Begin Dataset entries

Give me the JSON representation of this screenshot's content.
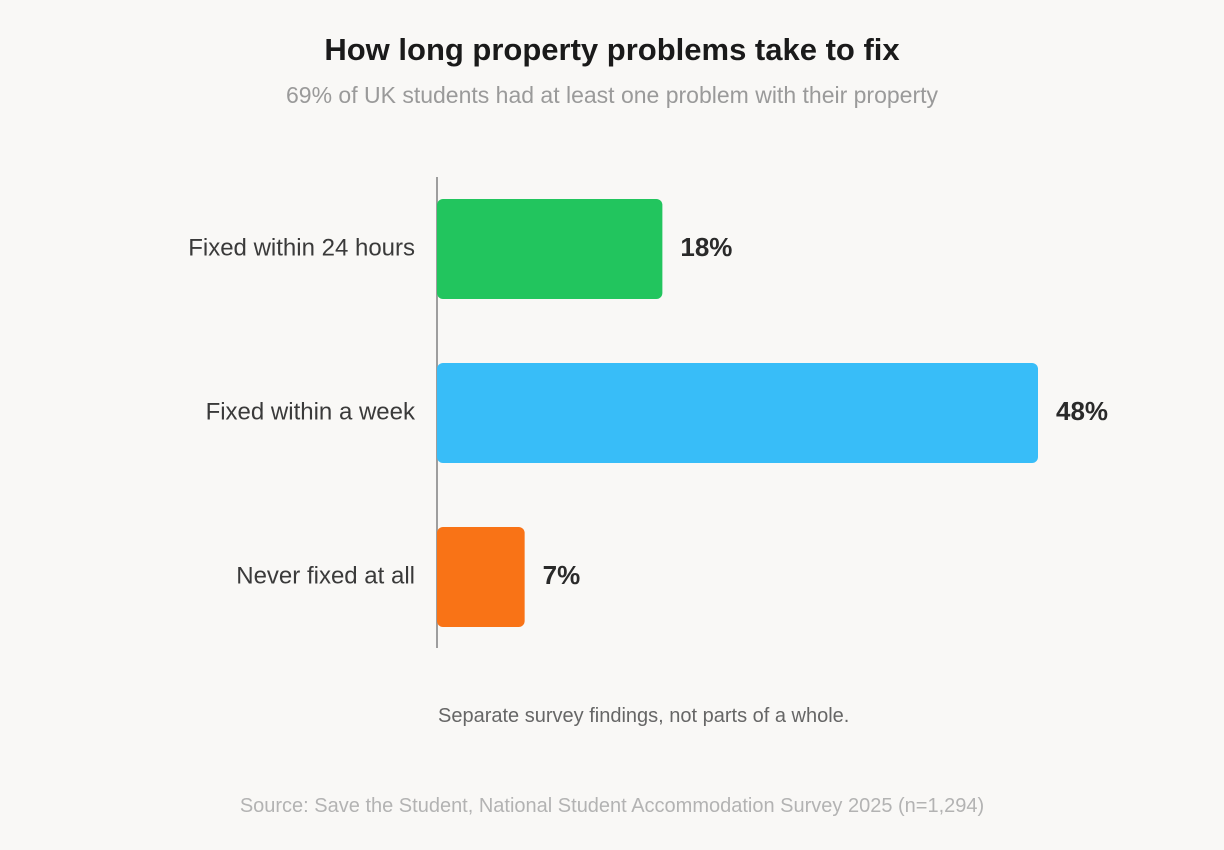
{
  "chart_data": {
    "type": "bar",
    "orientation": "horizontal",
    "title": "How long property problems take to fix",
    "subtitle": "69% of UK students had at least one problem with their property",
    "categories": [
      "Fixed within 24 hours",
      "Fixed within a week",
      "Never fixed at all"
    ],
    "values": [
      18,
      48,
      7
    ],
    "value_labels": [
      "18%",
      "48%",
      "7%"
    ],
    "colors": [
      "#22c55e",
      "#38bdf8",
      "#f97316"
    ],
    "xlim": [
      0,
      48
    ],
    "grid": false,
    "note": "Separate survey findings, not parts of a whole.",
    "source": "Source: Save the Student, National Student Accommodation Survey 2025 (n=1,294)"
  }
}
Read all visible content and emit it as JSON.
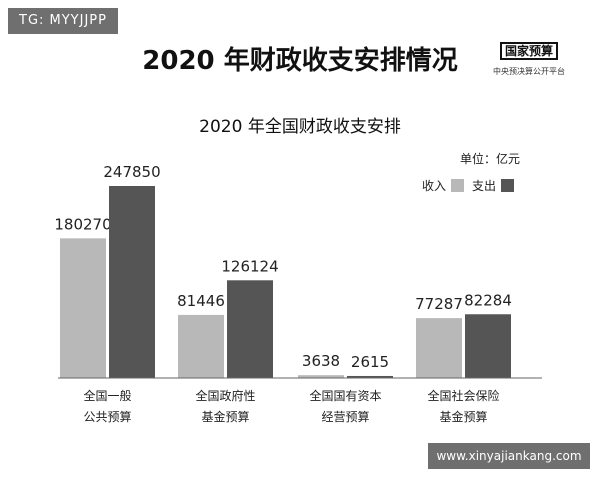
{
  "header": {
    "tag": "TG: MYYJJPP",
    "title": "2020 年财政收支安排情况",
    "source_logo": "国家预算",
    "source_name": "中央预决算公开平台"
  },
  "watermark": "www.xinyajiankang.com",
  "chart_data": {
    "type": "bar",
    "title": "2020 年全国财政收支安排",
    "unit": "单位：亿元",
    "categories": [
      [
        "全国一般",
        "公共预算"
      ],
      [
        "全国政府性",
        "基金预算"
      ],
      [
        "全国国有资本",
        "经营预算"
      ],
      [
        "全国社会保险",
        "基金预算"
      ]
    ],
    "series": [
      {
        "name": "收入",
        "color": "#b8b8b8",
        "values": [
          180270,
          81446,
          3638,
          77287
        ]
      },
      {
        "name": "支出",
        "color": "#555555",
        "values": [
          247850,
          126124,
          2615,
          82284
        ]
      }
    ],
    "ylim": [
      0,
      260000
    ],
    "legend_position": "top-right",
    "grid": false
  }
}
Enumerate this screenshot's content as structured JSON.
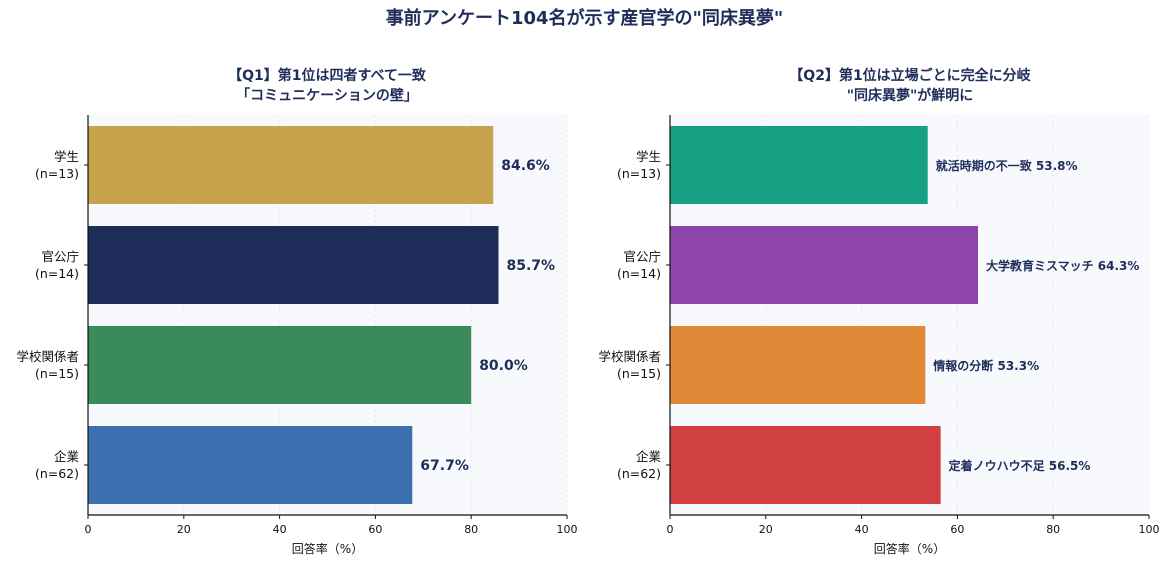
{
  "title": "事前アンケート104名が示す産官学の\"同床異夢\"",
  "colors": {
    "title": "#1f2d5a",
    "plot_background": "#f7f9fc",
    "grid": "#e3e7ee",
    "axis": "#111111"
  },
  "chart_data": [
    {
      "type": "bar",
      "orientation": "horizontal",
      "title_lines": [
        "【Q1】第1位は四者すべて一致",
        "「コミュニケーションの壁」"
      ],
      "categories": [
        "学生",
        "官公庁",
        "学校関係者",
        "企業"
      ],
      "sample_sizes": [
        "(n=13)",
        "(n=14)",
        "(n=15)",
        "(n=62)"
      ],
      "values": [
        84.6,
        85.7,
        80.0,
        67.7
      ],
      "value_labels": [
        "84.6%",
        "85.7%",
        "80.0%",
        "67.7%"
      ],
      "bar_colors": [
        "#c8a34d",
        "#1f2d5a",
        "#3a8a5a",
        "#3c70b0"
      ],
      "xlim": [
        0,
        100
      ],
      "xticks": [
        0,
        20,
        40,
        60,
        80,
        100
      ],
      "xlabel": "回答率（%）",
      "grid": true
    },
    {
      "type": "bar",
      "orientation": "horizontal",
      "title_lines": [
        "【Q2】第1位は立場ごとに完全に分岐",
        "\"同床異夢\"が鮮明に"
      ],
      "categories": [
        "学生",
        "官公庁",
        "学校関係者",
        "企業"
      ],
      "sample_sizes": [
        "(n=13)",
        "(n=14)",
        "(n=15)",
        "(n=62)"
      ],
      "values": [
        53.8,
        64.3,
        53.3,
        56.5
      ],
      "value_labels": [
        "就活時期の不一致  53.8%",
        "大学教育ミスマッチ  64.3%",
        "情報の分断  53.3%",
        "定着ノウハウ不足  56.5%"
      ],
      "bar_colors": [
        "#17a084",
        "#8e44ad",
        "#e08a38",
        "#d04040"
      ],
      "xlim": [
        0,
        100
      ],
      "xticks": [
        0,
        20,
        40,
        60,
        80,
        100
      ],
      "xlabel": "回答率（%）",
      "grid": true
    }
  ]
}
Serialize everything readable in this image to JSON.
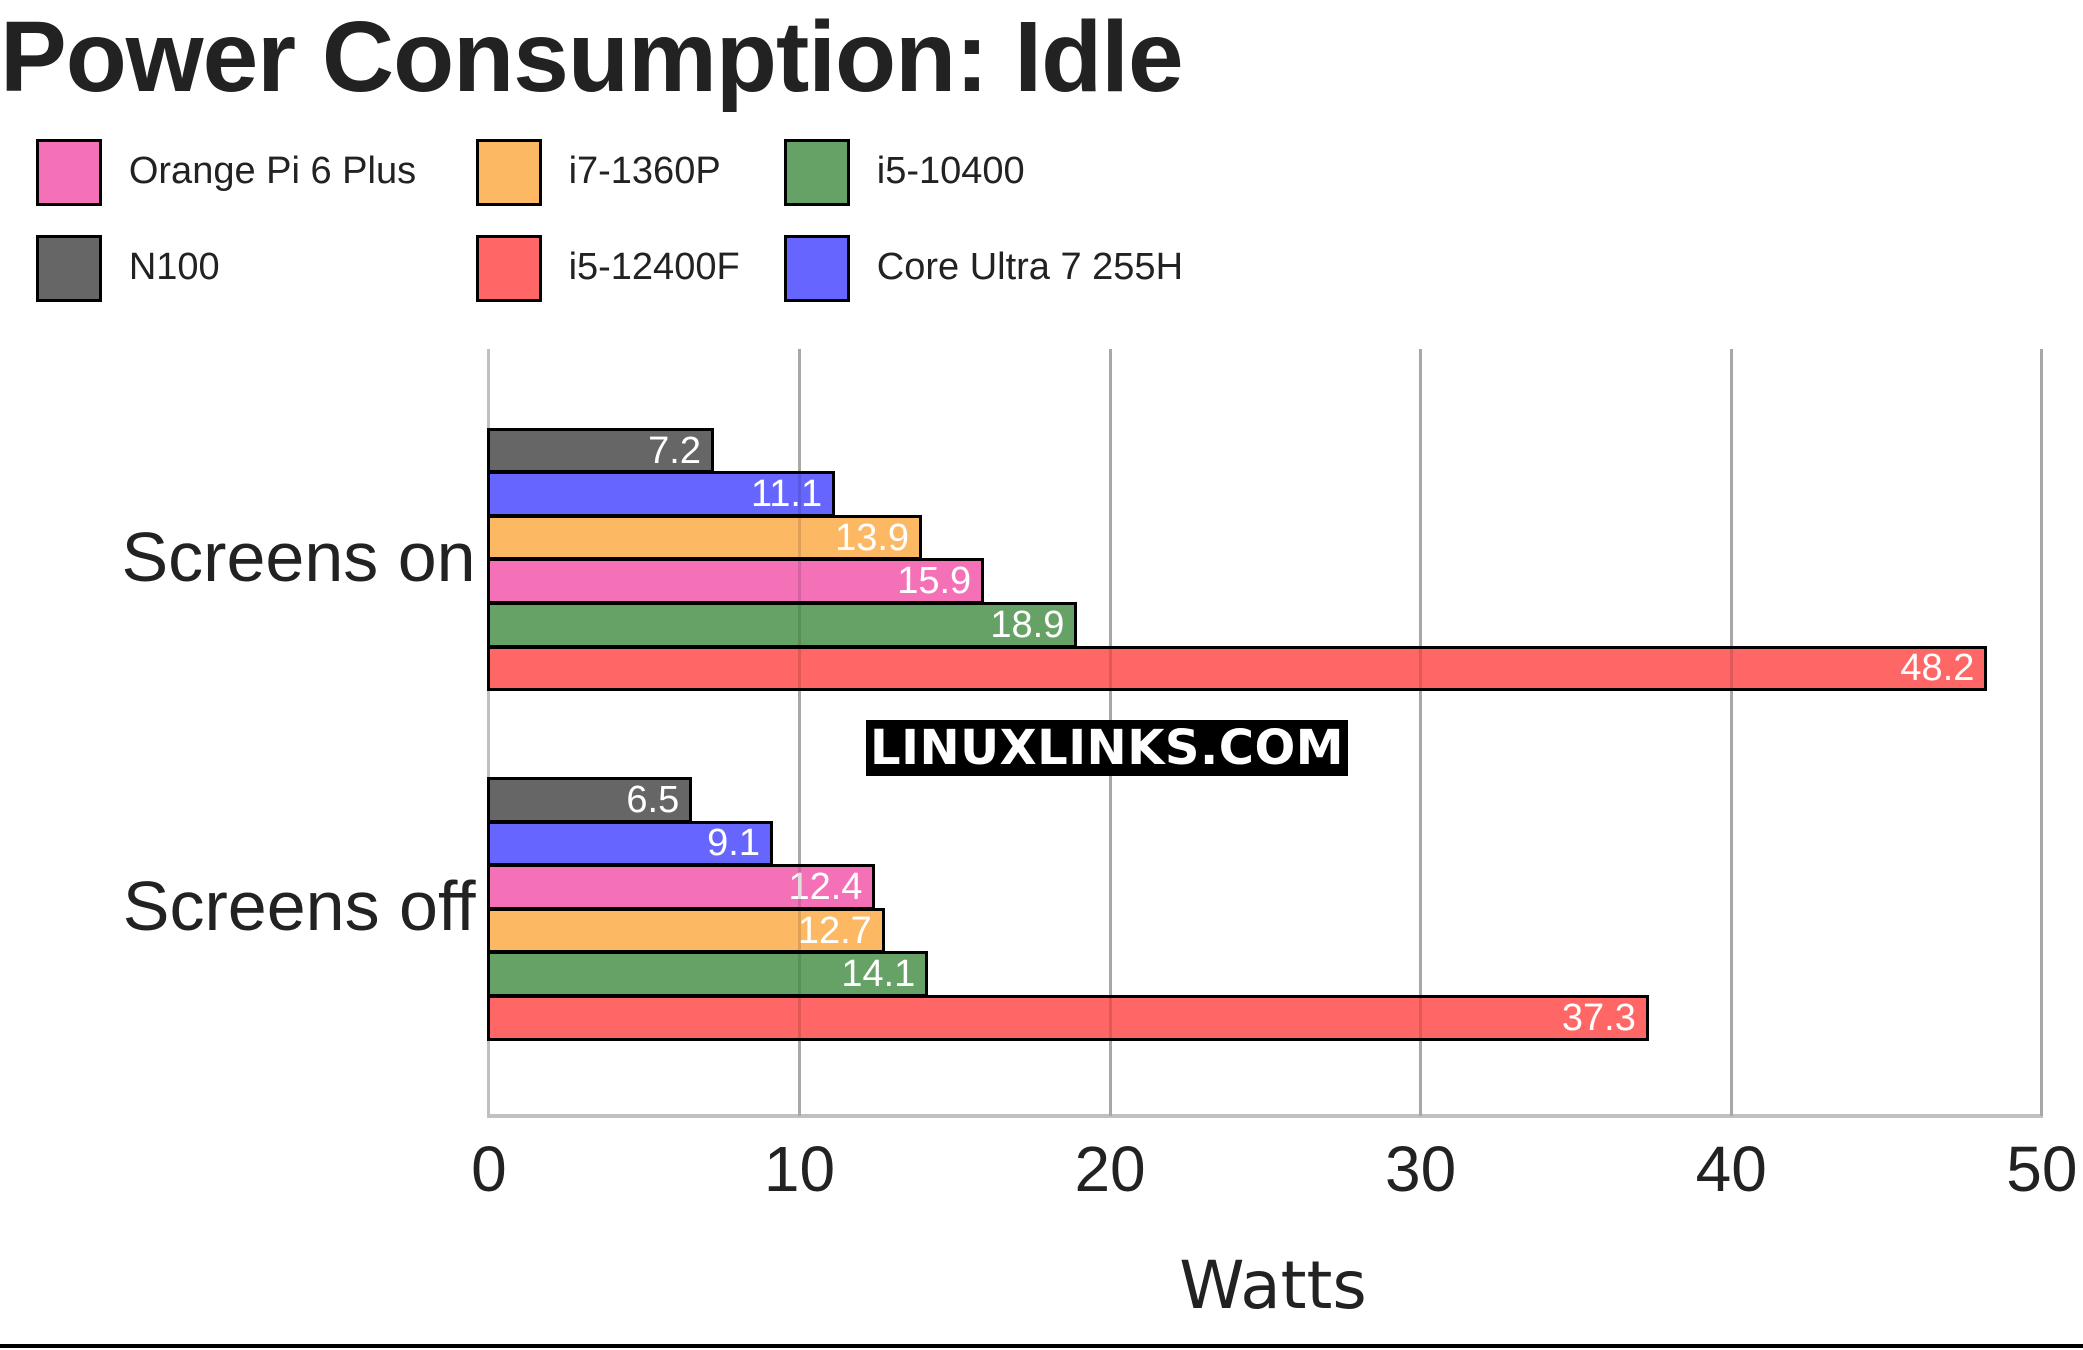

End Dataset entries

### The request
Scan the lines above for "property", then copy every one that has it.

### Solution
    "title": "How long property problems take to fix",
    "subtitle": "69% of UK students had at least one problem with their property",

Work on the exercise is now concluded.